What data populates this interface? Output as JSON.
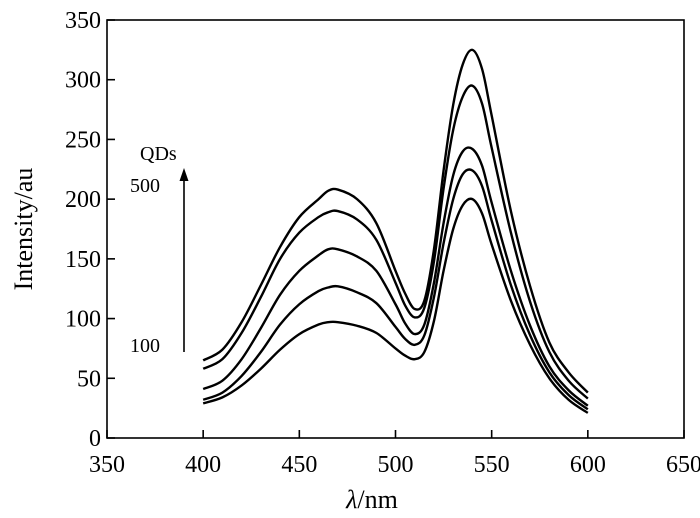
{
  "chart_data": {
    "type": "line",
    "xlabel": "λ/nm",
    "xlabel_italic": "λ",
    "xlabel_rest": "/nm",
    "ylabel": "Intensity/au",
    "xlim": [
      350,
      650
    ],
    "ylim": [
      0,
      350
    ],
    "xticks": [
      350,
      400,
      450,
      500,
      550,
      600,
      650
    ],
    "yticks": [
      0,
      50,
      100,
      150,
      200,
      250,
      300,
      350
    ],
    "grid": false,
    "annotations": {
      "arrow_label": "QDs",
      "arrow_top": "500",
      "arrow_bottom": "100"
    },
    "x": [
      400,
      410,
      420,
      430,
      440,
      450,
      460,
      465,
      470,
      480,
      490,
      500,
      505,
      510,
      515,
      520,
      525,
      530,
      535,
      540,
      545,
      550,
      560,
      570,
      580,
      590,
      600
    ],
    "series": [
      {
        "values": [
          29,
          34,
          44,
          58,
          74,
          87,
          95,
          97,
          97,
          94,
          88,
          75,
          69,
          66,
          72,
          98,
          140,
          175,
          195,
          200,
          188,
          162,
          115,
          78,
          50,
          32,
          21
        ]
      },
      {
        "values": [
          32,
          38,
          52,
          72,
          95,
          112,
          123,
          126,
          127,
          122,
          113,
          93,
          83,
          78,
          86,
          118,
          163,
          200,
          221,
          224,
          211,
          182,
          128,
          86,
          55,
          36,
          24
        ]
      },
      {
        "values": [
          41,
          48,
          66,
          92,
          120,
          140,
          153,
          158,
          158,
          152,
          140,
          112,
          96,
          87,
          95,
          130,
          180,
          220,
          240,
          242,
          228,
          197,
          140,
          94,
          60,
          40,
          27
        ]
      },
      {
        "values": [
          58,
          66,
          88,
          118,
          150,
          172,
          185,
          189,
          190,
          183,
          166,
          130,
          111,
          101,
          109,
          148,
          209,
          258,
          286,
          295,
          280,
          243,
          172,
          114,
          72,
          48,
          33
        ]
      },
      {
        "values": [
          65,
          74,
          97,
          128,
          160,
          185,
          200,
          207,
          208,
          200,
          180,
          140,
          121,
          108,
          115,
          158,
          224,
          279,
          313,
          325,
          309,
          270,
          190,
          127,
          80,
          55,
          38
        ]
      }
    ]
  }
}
########
## Short task
Using the records above, retype everything exactly except the pictures.

## Result
What data populates this interface? Output as JSON.
{
  "chart_data": {
    "type": "line",
    "xlabel": "λ/nm",
    "xlabel_italic": "λ",
    "xlabel_rest": "/nm",
    "ylabel": "Intensity/au",
    "xlim": [
      350,
      650
    ],
    "ylim": [
      0,
      350
    ],
    "xticks": [
      350,
      400,
      450,
      500,
      550,
      600,
      650
    ],
    "yticks": [
      0,
      50,
      100,
      150,
      200,
      250,
      300,
      350
    ],
    "grid": false,
    "annotations": {
      "arrow_label": "QDs",
      "arrow_top": "500",
      "arrow_bottom": "100"
    },
    "x": [
      400,
      410,
      420,
      430,
      440,
      450,
      460,
      465,
      470,
      480,
      490,
      500,
      505,
      510,
      515,
      520,
      525,
      530,
      535,
      540,
      545,
      550,
      560,
      570,
      580,
      590,
      600
    ],
    "series": [
      {
        "values": [
          29,
          34,
          44,
          58,
          74,
          87,
          95,
          97,
          97,
          94,
          88,
          75,
          69,
          66,
          72,
          98,
          140,
          175,
          195,
          200,
          188,
          162,
          115,
          78,
          50,
          32,
          21
        ]
      },
      {
        "values": [
          32,
          38,
          52,
          72,
          95,
          112,
          123,
          126,
          127,
          122,
          113,
          93,
          83,
          78,
          86,
          118,
          163,
          200,
          221,
          224,
          211,
          182,
          128,
          86,
          55,
          36,
          24
        ]
      },
      {
        "values": [
          41,
          48,
          66,
          92,
          120,
          140,
          153,
          158,
          158,
          152,
          140,
          112,
          96,
          87,
          95,
          130,
          180,
          220,
          240,
          242,
          228,
          197,
          140,
          94,
          60,
          40,
          27
        ]
      },
      {
        "values": [
          58,
          66,
          88,
          118,
          150,
          172,
          185,
          189,
          190,
          183,
          166,
          130,
          111,
          101,
          109,
          148,
          209,
          258,
          286,
          295,
          280,
          243,
          172,
          114,
          72,
          48,
          33
        ]
      },
      {
        "values": [
          65,
          74,
          97,
          128,
          160,
          185,
          200,
          207,
          208,
          200,
          180,
          140,
          121,
          108,
          115,
          158,
          224,
          279,
          313,
          325,
          309,
          270,
          190,
          127,
          80,
          55,
          38
        ]
      }
    ]
  }
}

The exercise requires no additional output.